** TASK DETAILS **
Write out the material from the start of the records through the line containing "pwd-sink-basin [501,370,512,381]", inclusive, reproducing each line exactly.

-------- RECORD SET

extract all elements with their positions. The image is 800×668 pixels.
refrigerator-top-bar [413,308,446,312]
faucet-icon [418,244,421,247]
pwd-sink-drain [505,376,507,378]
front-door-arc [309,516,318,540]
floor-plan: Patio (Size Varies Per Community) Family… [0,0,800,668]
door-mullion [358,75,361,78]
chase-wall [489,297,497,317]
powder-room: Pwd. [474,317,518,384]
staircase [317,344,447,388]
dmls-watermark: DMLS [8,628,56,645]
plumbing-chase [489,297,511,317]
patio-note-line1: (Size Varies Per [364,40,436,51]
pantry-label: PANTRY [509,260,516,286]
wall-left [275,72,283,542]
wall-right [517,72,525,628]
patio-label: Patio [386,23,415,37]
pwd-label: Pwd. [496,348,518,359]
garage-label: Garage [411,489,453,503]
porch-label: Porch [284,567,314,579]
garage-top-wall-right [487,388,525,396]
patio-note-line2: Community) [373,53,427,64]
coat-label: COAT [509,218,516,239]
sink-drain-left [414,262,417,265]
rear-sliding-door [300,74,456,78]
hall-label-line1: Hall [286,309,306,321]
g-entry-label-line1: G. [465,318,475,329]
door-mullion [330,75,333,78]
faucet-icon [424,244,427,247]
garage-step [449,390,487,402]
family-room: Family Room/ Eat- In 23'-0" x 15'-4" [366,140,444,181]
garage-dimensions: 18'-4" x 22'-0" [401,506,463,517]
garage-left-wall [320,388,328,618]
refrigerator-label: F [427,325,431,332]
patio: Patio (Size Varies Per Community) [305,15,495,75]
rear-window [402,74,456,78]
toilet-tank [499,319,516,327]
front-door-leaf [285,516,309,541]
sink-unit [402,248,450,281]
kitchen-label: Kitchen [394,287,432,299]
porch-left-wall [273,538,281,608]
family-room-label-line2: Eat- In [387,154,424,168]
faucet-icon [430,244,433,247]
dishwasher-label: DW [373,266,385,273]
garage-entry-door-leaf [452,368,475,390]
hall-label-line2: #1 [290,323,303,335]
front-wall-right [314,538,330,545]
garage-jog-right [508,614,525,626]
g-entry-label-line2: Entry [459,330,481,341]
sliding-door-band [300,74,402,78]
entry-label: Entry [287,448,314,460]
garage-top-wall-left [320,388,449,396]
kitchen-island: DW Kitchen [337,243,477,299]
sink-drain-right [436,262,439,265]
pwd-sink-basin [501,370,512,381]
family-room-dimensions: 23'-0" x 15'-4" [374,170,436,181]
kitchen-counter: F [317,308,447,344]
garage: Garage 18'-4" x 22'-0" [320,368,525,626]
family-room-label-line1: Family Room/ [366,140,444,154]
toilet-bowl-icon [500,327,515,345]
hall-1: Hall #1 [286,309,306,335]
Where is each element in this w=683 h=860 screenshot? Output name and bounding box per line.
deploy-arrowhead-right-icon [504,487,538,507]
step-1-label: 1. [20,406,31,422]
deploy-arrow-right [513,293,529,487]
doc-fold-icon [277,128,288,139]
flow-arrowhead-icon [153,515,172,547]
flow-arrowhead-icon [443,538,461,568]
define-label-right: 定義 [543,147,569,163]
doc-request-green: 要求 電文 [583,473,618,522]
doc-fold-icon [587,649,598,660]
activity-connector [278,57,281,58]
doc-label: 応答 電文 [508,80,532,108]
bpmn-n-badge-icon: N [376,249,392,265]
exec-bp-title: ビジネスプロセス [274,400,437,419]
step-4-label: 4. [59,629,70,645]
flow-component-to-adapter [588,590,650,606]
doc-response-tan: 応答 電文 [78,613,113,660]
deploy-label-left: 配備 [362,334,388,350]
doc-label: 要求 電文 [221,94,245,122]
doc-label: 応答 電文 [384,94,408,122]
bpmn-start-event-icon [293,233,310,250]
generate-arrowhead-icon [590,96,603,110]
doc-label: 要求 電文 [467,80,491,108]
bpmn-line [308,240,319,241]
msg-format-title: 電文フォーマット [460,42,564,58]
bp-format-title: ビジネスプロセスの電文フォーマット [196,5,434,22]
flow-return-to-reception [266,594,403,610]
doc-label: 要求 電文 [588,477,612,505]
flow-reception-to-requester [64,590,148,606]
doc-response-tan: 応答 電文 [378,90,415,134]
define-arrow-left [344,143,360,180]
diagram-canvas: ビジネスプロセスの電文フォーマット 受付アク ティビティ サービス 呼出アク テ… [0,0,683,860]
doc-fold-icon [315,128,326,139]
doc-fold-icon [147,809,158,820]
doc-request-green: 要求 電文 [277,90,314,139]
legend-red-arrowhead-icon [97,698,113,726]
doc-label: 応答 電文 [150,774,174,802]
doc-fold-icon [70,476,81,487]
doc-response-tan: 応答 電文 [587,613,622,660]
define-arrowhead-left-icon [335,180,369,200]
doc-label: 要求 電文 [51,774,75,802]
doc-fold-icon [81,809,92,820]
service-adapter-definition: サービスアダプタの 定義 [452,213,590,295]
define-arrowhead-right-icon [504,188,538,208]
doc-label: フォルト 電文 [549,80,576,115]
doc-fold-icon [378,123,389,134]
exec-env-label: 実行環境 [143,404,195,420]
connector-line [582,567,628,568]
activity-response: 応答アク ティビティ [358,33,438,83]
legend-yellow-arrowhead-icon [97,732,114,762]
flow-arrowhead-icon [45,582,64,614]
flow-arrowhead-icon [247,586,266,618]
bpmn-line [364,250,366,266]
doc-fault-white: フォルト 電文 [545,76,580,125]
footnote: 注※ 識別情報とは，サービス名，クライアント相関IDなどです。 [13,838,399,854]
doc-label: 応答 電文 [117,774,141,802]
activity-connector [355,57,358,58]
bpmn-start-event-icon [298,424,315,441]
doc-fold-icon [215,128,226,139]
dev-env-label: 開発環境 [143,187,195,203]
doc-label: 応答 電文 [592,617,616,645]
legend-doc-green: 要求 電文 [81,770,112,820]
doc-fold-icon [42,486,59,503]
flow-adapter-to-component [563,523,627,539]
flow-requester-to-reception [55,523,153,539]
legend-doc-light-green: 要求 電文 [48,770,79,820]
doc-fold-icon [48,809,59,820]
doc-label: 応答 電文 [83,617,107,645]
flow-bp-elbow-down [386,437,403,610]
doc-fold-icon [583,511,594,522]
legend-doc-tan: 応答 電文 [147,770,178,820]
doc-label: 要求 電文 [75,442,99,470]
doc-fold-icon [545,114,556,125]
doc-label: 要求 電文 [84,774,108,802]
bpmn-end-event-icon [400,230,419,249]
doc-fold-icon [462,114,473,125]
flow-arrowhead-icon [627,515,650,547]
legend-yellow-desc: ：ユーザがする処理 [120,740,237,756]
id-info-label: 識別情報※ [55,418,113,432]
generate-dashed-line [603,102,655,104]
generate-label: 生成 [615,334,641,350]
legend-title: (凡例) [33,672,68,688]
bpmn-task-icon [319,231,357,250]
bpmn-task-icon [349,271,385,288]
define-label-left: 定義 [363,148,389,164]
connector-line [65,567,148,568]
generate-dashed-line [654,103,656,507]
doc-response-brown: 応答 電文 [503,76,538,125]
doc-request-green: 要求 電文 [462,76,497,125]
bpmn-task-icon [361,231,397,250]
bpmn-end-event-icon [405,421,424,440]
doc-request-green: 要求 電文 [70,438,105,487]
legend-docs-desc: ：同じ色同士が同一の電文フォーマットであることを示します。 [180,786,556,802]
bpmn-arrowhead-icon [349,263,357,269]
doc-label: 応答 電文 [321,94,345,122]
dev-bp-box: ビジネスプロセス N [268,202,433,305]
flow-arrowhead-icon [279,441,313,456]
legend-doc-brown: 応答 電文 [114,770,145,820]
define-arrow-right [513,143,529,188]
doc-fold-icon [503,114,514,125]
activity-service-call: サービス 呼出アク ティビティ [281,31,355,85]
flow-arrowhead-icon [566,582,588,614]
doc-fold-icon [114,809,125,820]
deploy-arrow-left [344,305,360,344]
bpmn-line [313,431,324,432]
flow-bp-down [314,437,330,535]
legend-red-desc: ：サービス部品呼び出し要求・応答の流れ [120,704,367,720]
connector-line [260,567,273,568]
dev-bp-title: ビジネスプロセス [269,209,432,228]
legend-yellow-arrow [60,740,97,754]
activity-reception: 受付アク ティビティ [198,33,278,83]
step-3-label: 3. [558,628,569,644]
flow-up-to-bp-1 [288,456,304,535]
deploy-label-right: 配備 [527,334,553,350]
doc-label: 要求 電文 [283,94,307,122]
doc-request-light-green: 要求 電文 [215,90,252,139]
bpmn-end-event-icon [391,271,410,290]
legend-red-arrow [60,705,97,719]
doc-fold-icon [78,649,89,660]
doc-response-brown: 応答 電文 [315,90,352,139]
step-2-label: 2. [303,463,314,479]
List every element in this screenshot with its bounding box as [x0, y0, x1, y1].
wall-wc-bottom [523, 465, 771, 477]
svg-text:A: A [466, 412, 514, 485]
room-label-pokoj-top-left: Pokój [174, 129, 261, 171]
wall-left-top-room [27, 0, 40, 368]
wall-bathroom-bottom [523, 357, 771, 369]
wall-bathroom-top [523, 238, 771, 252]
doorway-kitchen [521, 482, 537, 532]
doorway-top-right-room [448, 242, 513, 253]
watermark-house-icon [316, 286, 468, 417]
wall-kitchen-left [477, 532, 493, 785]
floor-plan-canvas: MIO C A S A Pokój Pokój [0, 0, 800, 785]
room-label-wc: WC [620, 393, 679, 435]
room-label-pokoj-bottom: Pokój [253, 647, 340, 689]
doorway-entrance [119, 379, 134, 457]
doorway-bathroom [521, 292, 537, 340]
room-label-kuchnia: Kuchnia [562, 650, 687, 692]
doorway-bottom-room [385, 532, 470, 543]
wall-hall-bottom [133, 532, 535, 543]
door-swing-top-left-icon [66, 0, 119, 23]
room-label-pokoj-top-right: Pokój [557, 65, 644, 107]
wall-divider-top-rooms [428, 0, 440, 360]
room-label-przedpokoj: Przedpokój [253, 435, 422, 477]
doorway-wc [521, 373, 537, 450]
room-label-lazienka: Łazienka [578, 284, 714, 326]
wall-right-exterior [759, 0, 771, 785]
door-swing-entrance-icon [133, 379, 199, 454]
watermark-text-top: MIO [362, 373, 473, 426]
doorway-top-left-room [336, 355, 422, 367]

----------------

** WORKED SOLUTION **
extract all elements with their positions. The image is 800×668 pixels.
refrigerator-top-bar [413,308,446,312]
faucet-icon [418,244,421,247]
pwd-sink-drain [505,376,507,378]
front-door-arc [309,516,318,540]
floor-plan: Patio (Size Varies Per Community) Family… [0,0,800,668]
door-mullion [358,75,361,78]
chase-wall [489,297,497,317]
powder-room: Pwd. [474,317,518,384]
staircase [317,344,447,388]
dmls-watermark: DMLS [8,628,56,645]
plumbing-chase [489,297,511,317]
patio-note-line1: (Size Varies Per [364,40,436,51]
pantry-label: PANTRY [509,260,516,286]
wall-left [275,72,283,542]
wall-right [517,72,525,628]
patio-label: Patio [386,23,415,37]
pwd-label: Pwd. [496,348,518,359]
garage-label: Garage [411,489,453,503]
porch-label: Porch [284,567,314,579]
garage-top-wall-right [487,388,525,396]
patio-note-line2: Community) [373,53,427,64]
coat-label: COAT [509,218,516,239]
sink-drain-left [414,262,417,265]
rear-sliding-door [300,74,456,78]
hall-label-line1: Hall [286,309,306,321]
g-entry-label-line1: G. [465,318,475,329]
door-mullion [330,75,333,78]
faucet-icon [424,244,427,247]
garage-step [449,390,487,402]
family-room: Family Room/ Eat- In 23'-0" x 15'-4" [366,140,444,181]
garage-dimensions: 18'-4" x 22'-0" [401,506,463,517]
garage-left-wall [320,388,328,618]
refrigerator-label: F [427,325,431,332]
patio: Patio (Size Varies Per Community) [305,15,495,75]
rear-window [402,74,456,78]
toilet-tank [499,319,516,327]
front-door-leaf [285,516,309,541]
sink-unit [402,248,450,281]
kitchen-label: Kitchen [394,287,432,299]
porch-left-wall [273,538,281,608]
family-room-label-line2: Eat- In [387,154,424,168]
faucet-icon [430,244,433,247]
dishwasher-label: DW [373,266,385,273]
garage-entry-door-leaf [452,368,475,390]
hall-label-line2: #1 [290,323,303,335]
front-wall-right [314,538,330,545]
garage-jog-right [508,614,525,626]
g-entry-label-line2: Entry [459,330,481,341]
sliding-door-band [300,74,402,78]
entry-label: Entry [287,448,314,460]
garage-top-wall-left [320,388,449,396]
kitchen-island: DW Kitchen [337,243,477,299]
sink-drain-right [436,262,439,265]
pwd-sink-basin [501,370,512,381]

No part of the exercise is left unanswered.